WRITTEN PROBLEM =
Output all the material that follows, exactly as given.

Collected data
____

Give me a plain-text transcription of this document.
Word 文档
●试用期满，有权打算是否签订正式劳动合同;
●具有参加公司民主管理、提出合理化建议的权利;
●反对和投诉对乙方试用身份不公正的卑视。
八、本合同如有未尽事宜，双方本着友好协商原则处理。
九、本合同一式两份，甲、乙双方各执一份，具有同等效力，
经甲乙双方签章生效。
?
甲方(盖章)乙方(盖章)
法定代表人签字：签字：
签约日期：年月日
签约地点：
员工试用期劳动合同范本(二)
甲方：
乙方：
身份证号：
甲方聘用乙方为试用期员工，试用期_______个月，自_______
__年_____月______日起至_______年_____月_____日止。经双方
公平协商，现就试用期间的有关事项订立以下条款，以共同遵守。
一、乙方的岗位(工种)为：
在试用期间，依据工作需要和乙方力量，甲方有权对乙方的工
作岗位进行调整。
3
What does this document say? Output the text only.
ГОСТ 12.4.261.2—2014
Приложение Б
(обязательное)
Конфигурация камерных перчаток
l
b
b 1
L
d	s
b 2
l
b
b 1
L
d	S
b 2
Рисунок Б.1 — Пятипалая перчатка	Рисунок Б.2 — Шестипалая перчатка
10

____

ANSWER =
Give me a plain-text transcription of this document.
Word 文档
●试用期满，有权打算是否签订正式劳动合同;
●具有参加公司民主管理、提出合理化建议的权利;
●反对和投诉对乙方试用身份不公正的卑视。
八、本合同如有未尽事宜，双方本着友好协商原则处理。
九、本合同一式两份，甲、乙双方各执一份，具有同等效力，
经甲乙双方签章生效。
?
甲方(盖章)乙方(盖章)
法定代表人签字：签字：
签约日期：年月日
签约地点：
员工试用期劳动合同范本(二)
甲方：
乙方：
身份证号：
甲方聘用乙方为试用期员工，试用期_______个月，自_______
__年_____月______日起至_______年_____月_____日止。经双方
公平协商，现就试用期间的有关事项订立以下条款，以共同遵守。
一、乙方的岗位(工种)为：
在试用期间，依据工作需要和乙方力量，甲方有权对乙方的工
作岗位进行调整。
3
What does this document say? Output the text only.
ГОСТ 12.4.261.2—2014
Приложение Б
(обязательное)
Конфигурация камерных перчаток
l
b
b 1
L
d	s
b 2
l
b
b 1
L
d	S
b 2
Рисунок Б.1 — Пятипалая перчатка	Рисунок Б.2 — Шестипалая перчатка
10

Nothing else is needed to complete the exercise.